■ **Stored data**:
=-=-=-=-=

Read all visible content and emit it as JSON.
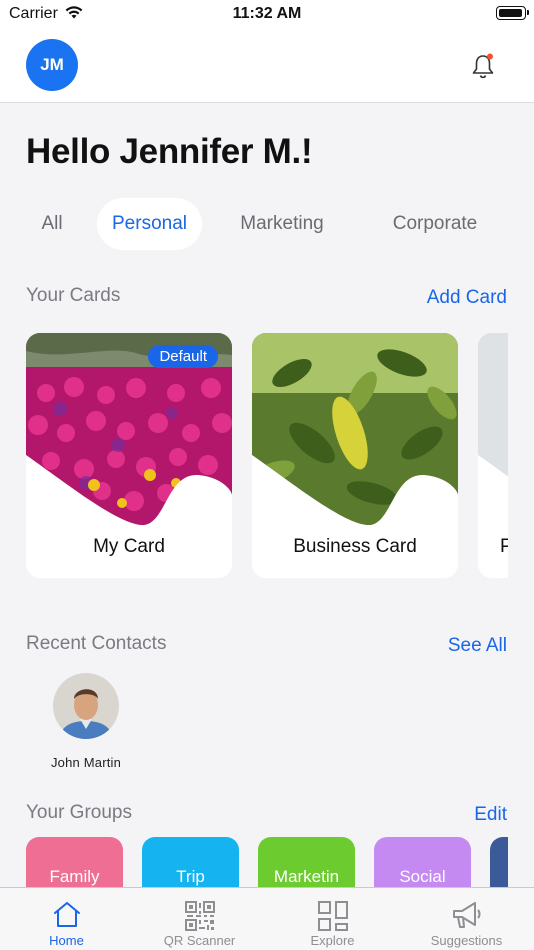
{
  "status_bar": {
    "carrier": "Carrier",
    "time": "11:32 AM"
  },
  "header": {
    "avatar_initials": "JM",
    "accent": "#1a73f0"
  },
  "greeting": "Hello Jennifer M.!",
  "tabs": [
    {
      "label": "All",
      "active": false
    },
    {
      "label": "Personal",
      "active": true
    },
    {
      "label": "Marketing",
      "active": false
    },
    {
      "label": "Corporate",
      "active": false
    }
  ],
  "cards_section": {
    "title": "Your Cards",
    "action": "Add Card",
    "cards": [
      {
        "label": "My Card",
        "badge": "Default"
      },
      {
        "label": "Business Card"
      },
      {
        "label": "P"
      }
    ]
  },
  "contacts_section": {
    "title": "Recent Contacts",
    "action": "See All",
    "contacts": [
      {
        "name": "John Martin"
      }
    ]
  },
  "groups_section": {
    "title": "Your Groups",
    "action": "Edit",
    "groups": [
      {
        "label": "Family",
        "color": "#ee6f93"
      },
      {
        "label": "Trip",
        "color": "#15b3ef"
      },
      {
        "label": "Marketin",
        "color": "#6ccb2e"
      },
      {
        "label": "Social",
        "color": "#c48af2"
      },
      {
        "label": "",
        "color": "#3b5a9a"
      }
    ]
  },
  "tab_bar": {
    "items": [
      {
        "label": "Home",
        "icon": "home-icon",
        "active": true
      },
      {
        "label": "QR Scanner",
        "icon": "qr-icon",
        "active": false
      },
      {
        "label": "Explore",
        "icon": "grid-icon",
        "active": false
      },
      {
        "label": "Suggestions",
        "icon": "megaphone-icon",
        "active": false
      }
    ]
  }
}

=-=-=-=-=

Find every line with "color" in the listing and state how many there are, nothing else.

5